» **Short exercise**
Each entry that follows must be output without any deviation.

++++ Data section

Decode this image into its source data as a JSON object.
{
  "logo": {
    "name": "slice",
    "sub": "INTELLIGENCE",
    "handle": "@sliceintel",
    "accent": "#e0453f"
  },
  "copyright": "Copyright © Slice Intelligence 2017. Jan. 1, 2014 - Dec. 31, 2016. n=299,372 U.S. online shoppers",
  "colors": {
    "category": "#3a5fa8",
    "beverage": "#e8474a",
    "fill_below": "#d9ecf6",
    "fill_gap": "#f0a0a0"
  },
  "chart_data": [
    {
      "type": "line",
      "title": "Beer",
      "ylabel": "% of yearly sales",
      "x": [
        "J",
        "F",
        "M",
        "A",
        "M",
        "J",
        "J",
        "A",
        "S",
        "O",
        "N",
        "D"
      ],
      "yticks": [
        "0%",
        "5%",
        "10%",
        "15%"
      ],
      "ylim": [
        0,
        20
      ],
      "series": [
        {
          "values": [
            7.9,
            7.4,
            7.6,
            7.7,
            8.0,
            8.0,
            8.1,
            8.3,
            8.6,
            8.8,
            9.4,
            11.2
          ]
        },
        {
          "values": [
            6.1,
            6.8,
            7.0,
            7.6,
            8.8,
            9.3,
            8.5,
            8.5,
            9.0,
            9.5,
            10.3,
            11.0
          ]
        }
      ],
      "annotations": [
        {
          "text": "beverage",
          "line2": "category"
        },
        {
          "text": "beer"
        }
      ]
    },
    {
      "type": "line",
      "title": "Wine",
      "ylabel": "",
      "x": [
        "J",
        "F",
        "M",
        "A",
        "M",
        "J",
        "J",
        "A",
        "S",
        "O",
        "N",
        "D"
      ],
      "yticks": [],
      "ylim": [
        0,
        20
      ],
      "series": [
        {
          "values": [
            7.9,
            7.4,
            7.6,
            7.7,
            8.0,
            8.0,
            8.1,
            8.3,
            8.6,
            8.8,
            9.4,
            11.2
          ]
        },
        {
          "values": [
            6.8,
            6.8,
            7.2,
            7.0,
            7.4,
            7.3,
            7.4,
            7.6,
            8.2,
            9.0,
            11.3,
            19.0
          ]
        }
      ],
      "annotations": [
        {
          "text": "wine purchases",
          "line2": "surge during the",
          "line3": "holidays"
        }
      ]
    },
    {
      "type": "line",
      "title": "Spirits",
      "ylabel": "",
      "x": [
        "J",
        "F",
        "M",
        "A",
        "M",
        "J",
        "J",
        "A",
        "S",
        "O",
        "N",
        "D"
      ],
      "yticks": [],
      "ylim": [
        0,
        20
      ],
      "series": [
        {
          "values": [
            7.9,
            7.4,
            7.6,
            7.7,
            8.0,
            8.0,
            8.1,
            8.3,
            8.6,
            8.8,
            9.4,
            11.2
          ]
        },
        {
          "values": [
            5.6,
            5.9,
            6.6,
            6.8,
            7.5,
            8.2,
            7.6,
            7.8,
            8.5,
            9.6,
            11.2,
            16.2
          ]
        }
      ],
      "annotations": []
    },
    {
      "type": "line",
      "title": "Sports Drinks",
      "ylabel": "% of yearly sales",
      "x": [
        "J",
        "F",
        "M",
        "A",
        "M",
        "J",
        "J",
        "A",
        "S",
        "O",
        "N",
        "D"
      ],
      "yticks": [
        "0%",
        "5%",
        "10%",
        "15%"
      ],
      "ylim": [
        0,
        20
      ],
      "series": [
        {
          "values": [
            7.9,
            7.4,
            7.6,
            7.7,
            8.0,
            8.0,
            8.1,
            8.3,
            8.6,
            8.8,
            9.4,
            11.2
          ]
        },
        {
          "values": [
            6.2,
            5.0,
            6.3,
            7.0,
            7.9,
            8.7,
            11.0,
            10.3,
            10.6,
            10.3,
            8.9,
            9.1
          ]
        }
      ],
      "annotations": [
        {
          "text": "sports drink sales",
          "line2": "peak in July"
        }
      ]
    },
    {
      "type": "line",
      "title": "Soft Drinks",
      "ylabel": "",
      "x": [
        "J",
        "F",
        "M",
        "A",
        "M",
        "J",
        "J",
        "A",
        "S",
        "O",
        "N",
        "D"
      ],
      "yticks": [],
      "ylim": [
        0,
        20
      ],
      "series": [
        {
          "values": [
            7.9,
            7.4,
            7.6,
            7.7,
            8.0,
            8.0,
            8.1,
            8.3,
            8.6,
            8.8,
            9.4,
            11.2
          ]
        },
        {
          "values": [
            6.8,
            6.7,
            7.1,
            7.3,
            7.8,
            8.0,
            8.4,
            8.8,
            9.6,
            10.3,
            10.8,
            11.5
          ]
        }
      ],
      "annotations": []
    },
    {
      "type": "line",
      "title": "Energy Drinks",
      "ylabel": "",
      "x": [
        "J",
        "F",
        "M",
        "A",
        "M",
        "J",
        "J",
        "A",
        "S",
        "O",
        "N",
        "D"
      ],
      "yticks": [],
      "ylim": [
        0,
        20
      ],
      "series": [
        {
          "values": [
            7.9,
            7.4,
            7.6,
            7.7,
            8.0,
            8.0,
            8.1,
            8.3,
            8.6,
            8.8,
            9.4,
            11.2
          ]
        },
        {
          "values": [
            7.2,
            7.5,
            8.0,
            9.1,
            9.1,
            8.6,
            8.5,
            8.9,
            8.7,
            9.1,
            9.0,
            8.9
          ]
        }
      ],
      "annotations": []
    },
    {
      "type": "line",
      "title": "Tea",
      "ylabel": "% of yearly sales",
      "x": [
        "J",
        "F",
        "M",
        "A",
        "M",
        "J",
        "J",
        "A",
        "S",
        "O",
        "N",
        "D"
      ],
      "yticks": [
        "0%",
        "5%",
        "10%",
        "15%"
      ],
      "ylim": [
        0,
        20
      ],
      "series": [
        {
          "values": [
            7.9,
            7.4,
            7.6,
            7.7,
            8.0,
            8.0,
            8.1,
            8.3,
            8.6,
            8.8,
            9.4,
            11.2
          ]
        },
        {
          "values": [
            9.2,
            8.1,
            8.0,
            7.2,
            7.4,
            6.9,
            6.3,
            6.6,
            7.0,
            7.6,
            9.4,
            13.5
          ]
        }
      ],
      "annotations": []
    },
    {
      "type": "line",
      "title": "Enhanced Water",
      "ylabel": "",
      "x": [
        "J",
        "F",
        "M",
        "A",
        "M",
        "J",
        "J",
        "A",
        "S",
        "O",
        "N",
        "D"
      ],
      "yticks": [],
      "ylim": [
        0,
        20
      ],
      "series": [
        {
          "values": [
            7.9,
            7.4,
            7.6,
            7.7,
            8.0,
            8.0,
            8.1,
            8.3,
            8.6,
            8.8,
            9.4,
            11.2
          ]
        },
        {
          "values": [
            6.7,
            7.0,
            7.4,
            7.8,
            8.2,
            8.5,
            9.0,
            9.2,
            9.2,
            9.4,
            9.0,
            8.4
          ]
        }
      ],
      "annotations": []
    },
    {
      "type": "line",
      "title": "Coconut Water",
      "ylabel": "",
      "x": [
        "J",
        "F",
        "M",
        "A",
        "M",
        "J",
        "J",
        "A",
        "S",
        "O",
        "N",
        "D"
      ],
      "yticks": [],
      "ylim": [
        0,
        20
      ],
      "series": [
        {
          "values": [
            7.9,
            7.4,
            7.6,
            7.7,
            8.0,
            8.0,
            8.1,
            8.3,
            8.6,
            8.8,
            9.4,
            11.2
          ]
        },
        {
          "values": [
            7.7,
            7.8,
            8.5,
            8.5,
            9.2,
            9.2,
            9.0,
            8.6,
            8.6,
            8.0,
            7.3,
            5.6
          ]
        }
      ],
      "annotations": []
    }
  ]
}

++++++++

» **Complete output**
Decode this image into its source data as a JSON object.
{
  "logo": {
    "name": "slice",
    "sub": "INTELLIGENCE",
    "handle": "@sliceintel",
    "accent": "#e0453f"
  },
  "copyright": "Copyright © Slice Intelligence 2017. Jan. 1, 2014 - Dec. 31, 2016. n=299,372 U.S. online shoppers",
  "colors": {
    "category": "#3a5fa8",
    "beverage": "#e8474a",
    "fill_below": "#d9ecf6",
    "fill_gap": "#f0a0a0"
  },
  "chart_data": [
    {
      "type": "line",
      "title": "Beer",
      "ylabel": "% of yearly sales",
      "x": [
        "J",
        "F",
        "M",
        "A",
        "M",
        "J",
        "J",
        "A",
        "S",
        "O",
        "N",
        "D"
      ],
      "yticks": [
        "0%",
        "5%",
        "10%",
        "15%"
      ],
      "ylim": [
        0,
        20
      ],
      "series": [
        {
          "values": [
            7.9,
            7.4,
            7.6,
            7.7,
            8.0,
            8.0,
            8.1,
            8.3,
            8.6,
            8.8,
            9.4,
            11.2
          ]
        },
        {
          "values": [
            6.1,
            6.8,
            7.0,
            7.6,
            8.8,
            9.3,
            8.5,
            8.5,
            9.0,
            9.5,
            10.3,
            11.0
          ]
        }
      ],
      "annotations": [
        {
          "text": "beverage",
          "line2": "category"
        },
        {
          "text": "beer"
        }
      ]
    },
    {
      "type": "line",
      "title": "Wine",
      "ylabel": "",
      "x": [
        "J",
        "F",
        "M",
        "A",
        "M",
        "J",
        "J",
        "A",
        "S",
        "O",
        "N",
        "D"
      ],
      "yticks": [],
      "ylim": [
        0,
        20
      ],
      "series": [
        {
          "values": [
            7.9,
            7.4,
            7.6,
            7.7,
            8.0,
            8.0,
            8.1,
            8.3,
            8.6,
            8.8,
            9.4,
            11.2
          ]
        },
        {
          "values": [
            6.8,
            6.8,
            7.2,
            7.0,
            7.4,
            7.3,
            7.4,
            7.6,
            8.2,
            9.0,
            11.3,
            19.0
          ]
        }
      ],
      "annotations": [
        {
          "text": "wine purchases",
          "line2": "surge during the",
          "line3": "holidays"
        }
      ]
    },
    {
      "type": "line",
      "title": "Spirits",
      "ylabel": "",
      "x": [
        "J",
        "F",
        "M",
        "A",
        "M",
        "J",
        "J",
        "A",
        "S",
        "O",
        "N",
        "D"
      ],
      "yticks": [],
      "ylim": [
        0,
        20
      ],
      "series": [
        {
          "values": [
            7.9,
            7.4,
            7.6,
            7.7,
            8.0,
            8.0,
            8.1,
            8.3,
            8.6,
            8.8,
            9.4,
            11.2
          ]
        },
        {
          "values": [
            5.6,
            5.9,
            6.6,
            6.8,
            7.5,
            8.2,
            7.6,
            7.8,
            8.5,
            9.6,
            11.2,
            16.2
          ]
        }
      ],
      "annotations": []
    },
    {
      "type": "line",
      "title": "Sports Drinks",
      "ylabel": "% of yearly sales",
      "x": [
        "J",
        "F",
        "M",
        "A",
        "M",
        "J",
        "J",
        "A",
        "S",
        "O",
        "N",
        "D"
      ],
      "yticks": [
        "0%",
        "5%",
        "10%",
        "15%"
      ],
      "ylim": [
        0,
        20
      ],
      "series": [
        {
          "values": [
            7.9,
            7.4,
            7.6,
            7.7,
            8.0,
            8.0,
            8.1,
            8.3,
            8.6,
            8.8,
            9.4,
            11.2
          ]
        },
        {
          "values": [
            6.2,
            5.0,
            6.3,
            7.0,
            7.9,
            8.7,
            11.0,
            10.3,
            10.6,
            10.3,
            8.9,
            9.1
          ]
        }
      ],
      "annotations": [
        {
          "text": "sports drink sales",
          "line2": "peak in July"
        }
      ]
    },
    {
      "type": "line",
      "title": "Soft Drinks",
      "ylabel": "",
      "x": [
        "J",
        "F",
        "M",
        "A",
        "M",
        "J",
        "J",
        "A",
        "S",
        "O",
        "N",
        "D"
      ],
      "yticks": [],
      "ylim": [
        0,
        20
      ],
      "series": [
        {
          "values": [
            7.9,
            7.4,
            7.6,
            7.7,
            8.0,
            8.0,
            8.1,
            8.3,
            8.6,
            8.8,
            9.4,
            11.2
          ]
        },
        {
          "values": [
            6.8,
            6.7,
            7.1,
            7.3,
            7.8,
            8.0,
            8.4,
            8.8,
            9.6,
            10.3,
            10.8,
            11.5
          ]
        }
      ],
      "annotations": []
    },
    {
      "type": "line",
      "title": "Energy Drinks",
      "ylabel": "",
      "x": [
        "J",
        "F",
        "M",
        "A",
        "M",
        "J",
        "J",
        "A",
        "S",
        "O",
        "N",
        "D"
      ],
      "yticks": [],
      "ylim": [
        0,
        20
      ],
      "series": [
        {
          "values": [
            7.9,
            7.4,
            7.6,
            7.7,
            8.0,
            8.0,
            8.1,
            8.3,
            8.6,
            8.8,
            9.4,
            11.2
          ]
        },
        {
          "values": [
            7.2,
            7.5,
            8.0,
            9.1,
            9.1,
            8.6,
            8.5,
            8.9,
            8.7,
            9.1,
            9.0,
            8.9
          ]
        }
      ],
      "annotations": []
    },
    {
      "type": "line",
      "title": "Tea",
      "ylabel": "% of yearly sales",
      "x": [
        "J",
        "F",
        "M",
        "A",
        "M",
        "J",
        "J",
        "A",
        "S",
        "O",
        "N",
        "D"
      ],
      "yticks": [
        "0%",
        "5%",
        "10%",
        "15%"
      ],
      "ylim": [
        0,
        20
      ],
      "series": [
        {
          "values": [
            7.9,
            7.4,
            7.6,
            7.7,
            8.0,
            8.0,
            8.1,
            8.3,
            8.6,
            8.8,
            9.4,
            11.2
          ]
        },
        {
          "values": [
            9.2,
            8.1,
            8.0,
            7.2,
            7.4,
            6.9,
            6.3,
            6.6,
            7.0,
            7.6,
            9.4,
            13.5
          ]
        }
      ],
      "annotations": []
    },
    {
      "type": "line",
      "title": "Enhanced Water",
      "ylabel": "",
      "x": [
        "J",
        "F",
        "M",
        "A",
        "M",
        "J",
        "J",
        "A",
        "S",
        "O",
        "N",
        "D"
      ],
      "yticks": [],
      "ylim": [
        0,
        20
      ],
      "series": [
        {
          "values": [
            7.9,
            7.4,
            7.6,
            7.7,
            8.0,
            8.0,
            8.1,
            8.3,
            8.6,
            8.8,
            9.4,
            11.2
          ]
        },
        {
          "values": [
            6.7,
            7.0,
            7.4,
            7.8,
            8.2,
            8.5,
            9.0,
            9.2,
            9.2,
            9.4,
            9.0,
            8.4
          ]
        }
      ],
      "annotations": []
    },
    {
      "type": "line",
      "title": "Coconut Water",
      "ylabel": "",
      "x": [
        "J",
        "F",
        "M",
        "A",
        "M",
        "J",
        "J",
        "A",
        "S",
        "O",
        "N",
        "D"
      ],
      "yticks": [],
      "ylim": [
        0,
        20
      ],
      "series": [
        {
          "values": [
            7.9,
            7.4,
            7.6,
            7.7,
            8.0,
            8.0,
            8.1,
            8.3,
            8.6,
            8.8,
            9.4,
            11.2
          ]
        },
        {
          "values": [
            7.7,
            7.8,
            8.5,
            8.5,
            9.2,
            9.2,
            9.0,
            8.6,
            8.6,
            8.0,
            7.3,
            5.6
          ]
        }
      ],
      "annotations": []
    }
  ]
}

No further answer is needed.